- _PROBLEM TO WORK ON_
Make an exact copy of the records, with the images left out.

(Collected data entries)
· · · · ·
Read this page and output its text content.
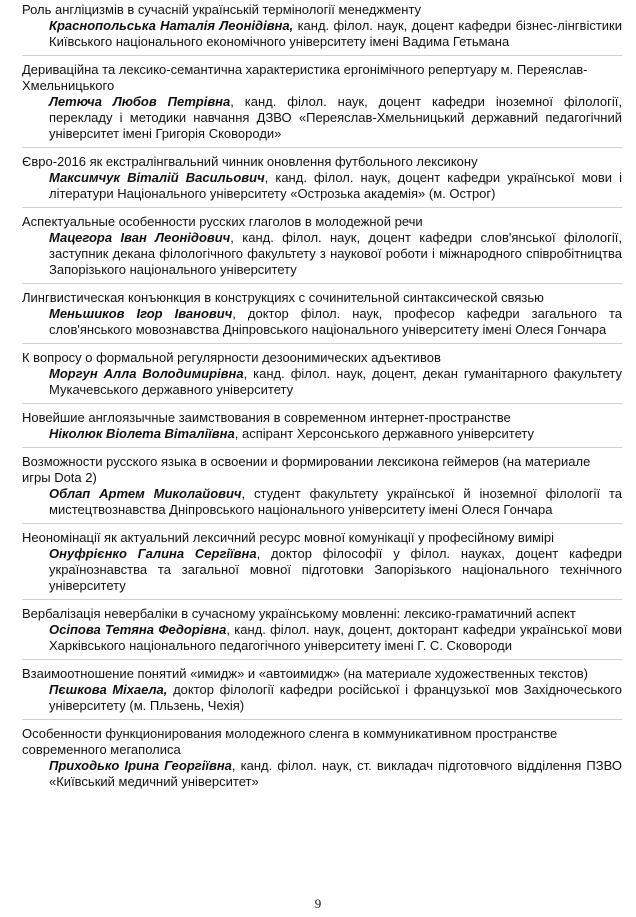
Роль англіцизмів в сучасній українській термінології менеджменту

Краснопольська Наталія Леонідівна, канд. філол. наук, доцент кафедри бізнес-лінгвістики Київського національного економічного університету імені Вадима Гетьмана

Дериваційна та лексико-семантична характеристика ергонімічного репертуару м. Переяслав-Хмельницького

Летюча Любов Петрівна, канд. філол. наук, доцент кафедри іноземної філології, перекладу і методики навчання ДЗВО «Переяслав-Хмельницький державний педагогічний університет імені Григорія Сковороди»

Євро-2016 як екстралінгвальний чинник оновлення футбольного лексикону

Максимчук Віталій Васильович, канд. філол. наук, доцент кафедри української мови і літератури Національного університету «Острозька академія» (м. Острог)

Аспектуальные особенности русских глаголов в молодежной речи

Мацегора Іван Леонідович, канд. філол. наук, доцент кафедри слов'янської філології, заступник декана філологічного факультету з наукової роботи і міжнародного співробітництва Запорізького національного університету

Лингвистическая конъюнкция в конструкциях с сочинительной синтаксической связью

Меньшиков Ігор Іванович, доктор філол. наук, професор кафедри загального та слов'янського мовознавства Дніпровського національного університету імені Олеся Гончара

К вопросу о формальной регулярности дезоонимических адъективов

Моргун Алла Володимирівна, канд. філол. наук, доцент, декан гуманітарного факультету Мукачевського державного університету

Новейшие англоязычные заимствования в современном интернет-пространстве

Ніколюк Віолета Віталіївна, аспірант Херсонського державного університету

Возможности русского языка в освоении и формировании лексикона геймеров (на материале игры Dota 2)

Облап Артем Миколайович, студент факультету української й іноземної філології та мистецтвознавства Дніпровського національного університету імені Олеся Гончара

Неономінації як актуальний лексичний ресурс мовної комунікації у професійному вимірі

Онуфрієнко Галина Сергіївна, доктор філософії у філол. науках, доцент кафедри українознавства та загальної мовної підготовки Запорізького національного технічного університету

Вербалізація невербаліки в сучасному українському мовленні: лексико-граматичний аспект

Осіпова Тетяна Федорівна, канд. філол. наук, доцент, докторант кафедри української мови Харківського національного педагогічного університету імені Г. С. Сковороди

Взаимоотношение понятий «имидж» и «автоимидж» (на материале художественных текстов)

Пєшкова Міхаела, доктор філології кафедри російської і французької мов Західночеського університету (м. Пльзень, Чехія)

Особенности функционирования молодежного сленга в коммуникативном пространстве современного мегаполиса

Приходько Ірина Георгіївна, канд. філол. наук, ст. викладач підготовчого відділення ПЗВО «Київський медичний університет»

9
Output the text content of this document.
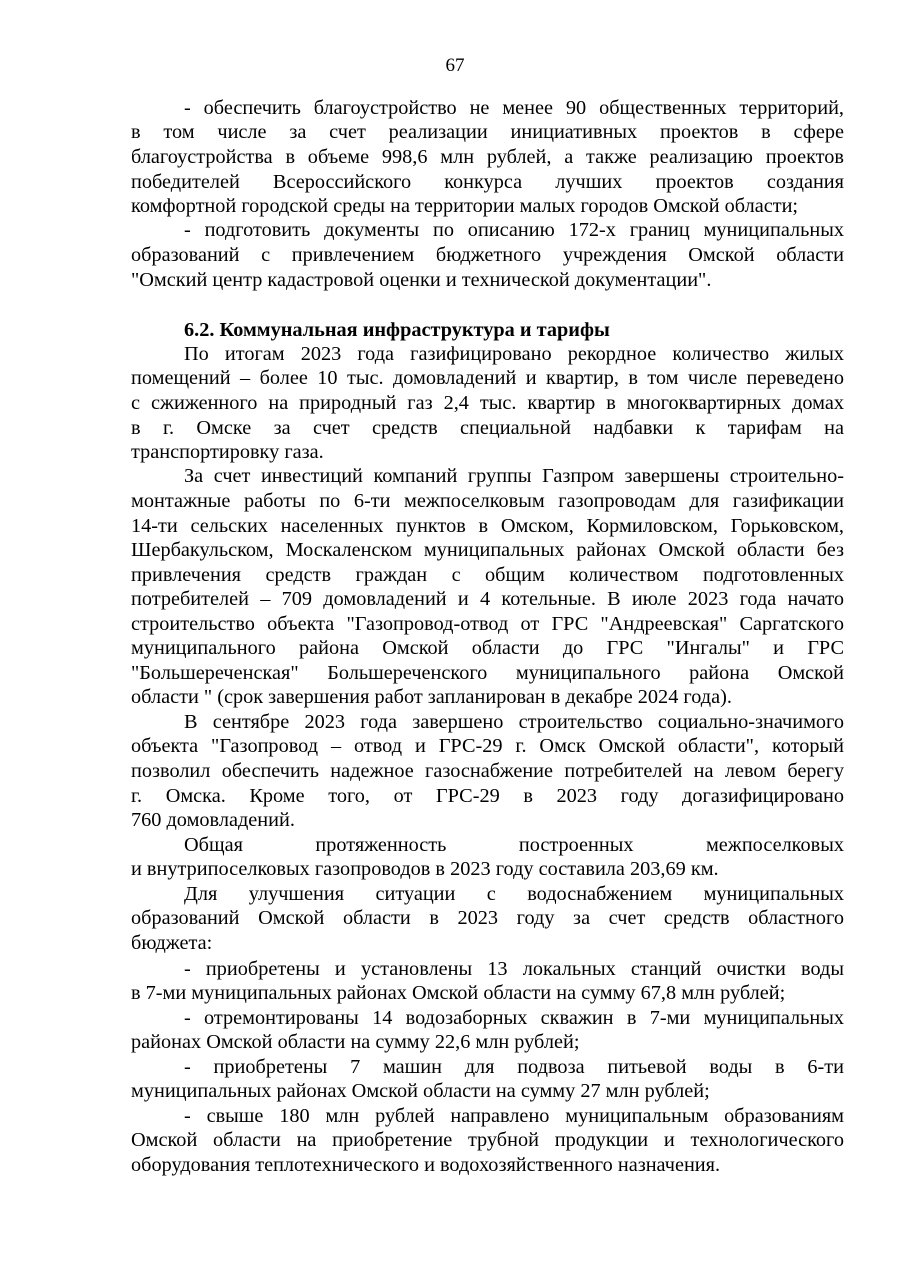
67
- обеспечить благоустройство не менее 90 общественных территорий,
в том числе за счет реализации инициативных проектов в сфере
благоустройства в объеме 998,6 млн рублей, а также реализацию проектов
победителей Всероссийского конкурса лучших проектов создания
комфортной городской среды на территории малых городов Омской области;
- подготовить документы по описанию 172-х границ муниципальных
образований с привлечением бюджетного учреждения Омской области
"Омский центр кадастровой оценки и технической документации".
6.2. Коммунальная инфраструктура и тарифы
По итогам 2023 года газифицировано рекордное количество жилых
помещений – более 10 тыс. домовладений и квартир, в том числе переведено
с сжиженного на природный газ 2,4 тыс. квартир в многоквартирных домах
в г. Омске за счет средств специальной надбавки к тарифам на
транспортировку газа.
За счет инвестиций компаний группы Газпром завершены строительно-
монтажные работы по 6-ти межпоселковым газопроводам для газификации
14-ти сельских населенных пунктов в Омском, Кормиловском, Горьковском,
Шербакульском, Москаленском муниципальных районах Омской области без
привлечения средств граждан с общим количеством подготовленных
потребителей – 709 домовладений и 4 котельные. В июле 2023 года начато
строительство объекта "Газопровод-отвод от ГРС "Андреевская" Саргатского
муниципального района Омской области до ГРС "Ингалы" и ГРС
"Большереченская" Большереченского муниципального района Омской
области " (срок завершения работ запланирован в декабре 2024 года).
В сентябре 2023 года завершено строительство социально-значимого
объекта "Газопровод – отвод и ГРС-29 г. Омск Омской области", который
позволил обеспечить надежное газоснабжение потребителей на левом берегу
г. Омска. Кроме того, от ГРС-29 в 2023 году догазифицировано
760 домовладений.
Общая протяженность построенных межпоселковых
и внутрипоселковых газопроводов в 2023 году составила 203,69 км.
Для улучшения ситуации с водоснабжением муниципальных
образований Омской области в 2023 году за счет средств областного
бюджета:
- приобретены и установлены 13 локальных станций очистки воды
в 7-ми муниципальных районах Омской области на сумму 67,8 млн рублей;
- отремонтированы 14 водозаборных скважин в 7-ми муниципальных
районах Омской области на сумму 22,6 млн рублей;
- приобретены 7 машин для подвоза питьевой воды в 6-ти
муниципальных районах Омской области на сумму 27 млн рублей;
- свыше 180 млн рублей направлено муниципальным образованиям
Омской области на приобретение трубной продукции и технологического
оборудования теплотехнического и водохозяйственного назначения.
· · · · ·
- _SOLUTION TO THE PROBLEM_
Read this page and output its text content.
Роль англіцизмів в сучасній українській термінології менеджменту

Краснопольська Наталія Леонідівна, канд. філол. наук, доцент кафедри бізнес-лінгвістики Київського національного економічного університету імені Вадима Гетьмана

Дериваційна та лексико-семантична характеристика ергонімічного репертуару м. Переяслав-Хмельницького

Летюча Любов Петрівна, канд. філол. наук, доцент кафедри іноземної філології, перекладу і методики навчання ДЗВО «Переяслав-Хмельницький державний педагогічний університет імені Григорія Сковороди»

Євро-2016 як екстралінгвальний чинник оновлення футбольного лексикону

Максимчук Віталій Васильович, канд. філол. наук, доцент кафедри української мови і літератури Національного університету «Острозька академія» (м. Острог)

Аспектуальные особенности русских глаголов в молодежной речи

Мацегора Іван Леонідович, канд. філол. наук, доцент кафедри слов'янської філології, заступник декана філологічного факультету з наукової роботи і міжнародного співробітництва Запорізького національного університету

Лингвистическая конъюнкция в конструкциях с сочинительной синтаксической связью

Меньшиков Ігор Іванович, доктор філол. наук, професор кафедри загального та слов'янського мовознавства Дніпровського національного університету імені Олеся Гончара

К вопросу о формальной регулярности дезоонимических адъективов

Моргун Алла Володимирівна, канд. філол. наук, доцент, декан гуманітарного факультету Мукачевського державного університету

Новейшие англоязычные заимствования в современном интернет-пространстве

Ніколюк Віолета Віталіївна, аспірант Херсонського державного університету

Возможности русского языка в освоении и формировании лексикона геймеров (на материале игры Dota 2)

Облап Артем Миколайович, студент факультету української й іноземної філології та мистецтвознавства Дніпровського національного університету імені Олеся Гончара

Неономінації як актуальний лексичний ресурс мовної комунікації у професійному вимірі

Онуфрієнко Галина Сергіївна, доктор філософії у філол. науках, доцент кафедри українознавства та загальної мовної підготовки Запорізького національного технічного університету

Вербалізація невербаліки в сучасному українському мовленні: лексико-граматичний аспект

Осіпова Тетяна Федорівна, канд. філол. наук, доцент, докторант кафедри української мови Харківського національного педагогічного університету імені Г. С. Сковороди

Взаимоотношение понятий «имидж» и «автоимидж» (на материале художественных текстов)

Пєшкова Міхаела, доктор філології кафедри російської і французької мов Західночеського університету (м. Пльзень, Чехія)

Особенности функционирования молодежного сленга в коммуникативном пространстве современного мегаполиса

Приходько Ірина Георгіївна, канд. філол. наук, ст. викладач підготовчого відділення ПЗВО «Київський медичний університет»

9
Output the text content of this document.
67
- обеспечить благоустройство не менее 90 общественных территорий,
в том числе за счет реализации инициативных проектов в сфере
благоустройства в объеме 998,6 млн рублей, а также реализацию проектов
победителей Всероссийского конкурса лучших проектов создания
комфортной городской среды на территории малых городов Омской области;
- подготовить документы по описанию 172-х границ муниципальных
образований с привлечением бюджетного учреждения Омской области
"Омский центр кадастровой оценки и технической документации".
6.2. Коммунальная инфраструктура и тарифы
По итогам 2023 года газифицировано рекордное количество жилых
помещений – более 10 тыс. домовладений и квартир, в том числе переведено
с сжиженного на природный газ 2,4 тыс. квартир в многоквартирных домах
в г. Омске за счет средств специальной надбавки к тарифам на
транспортировку газа.
За счет инвестиций компаний группы Газпром завершены строительно-
монтажные работы по 6-ти межпоселковым газопроводам для газификации
14-ти сельских населенных пунктов в Омском, Кормиловском, Горьковском,
Шербакульском, Москаленском муниципальных районах Омской области без
привлечения средств граждан с общим количеством подготовленных
потребителей – 709 домовладений и 4 котельные. В июле 2023 года начато
строительство объекта "Газопровод-отвод от ГРС "Андреевская" Саргатского
муниципального района Омской области до ГРС "Ингалы" и ГРС
"Большереченская" Большереченского муниципального района Омской
области " (срок завершения работ запланирован в декабре 2024 года).
В сентябре 2023 года завершено строительство социально-значимого
объекта "Газопровод – отвод и ГРС-29 г. Омск Омской области", который
позволил обеспечить надежное газоснабжение потребителей на левом берегу
г. Омска. Кроме того, от ГРС-29 в 2023 году догазифицировано
760 домовладений.
Общая протяженность построенных межпоселковых
и внутрипоселковых газопроводов в 2023 году составила 203,69 км.
Для улучшения ситуации с водоснабжением муниципальных
образований Омской области в 2023 году за счет средств областного
бюджета:
- приобретены и установлены 13 локальных станций очистки воды
в 7-ми муниципальных районах Омской области на сумму 67,8 млн рублей;
- отремонтированы 14 водозаборных скважин в 7-ми муниципальных
районах Омской области на сумму 22,6 млн рублей;
- приобретены 7 машин для подвоза питьевой воды в 6-ти
муниципальных районах Омской области на сумму 27 млн рублей;
- свыше 180 млн рублей направлено муниципальным образованиям
Омской области на приобретение трубной продукции и технологического
оборудования теплотехнического и водохозяйственного назначения.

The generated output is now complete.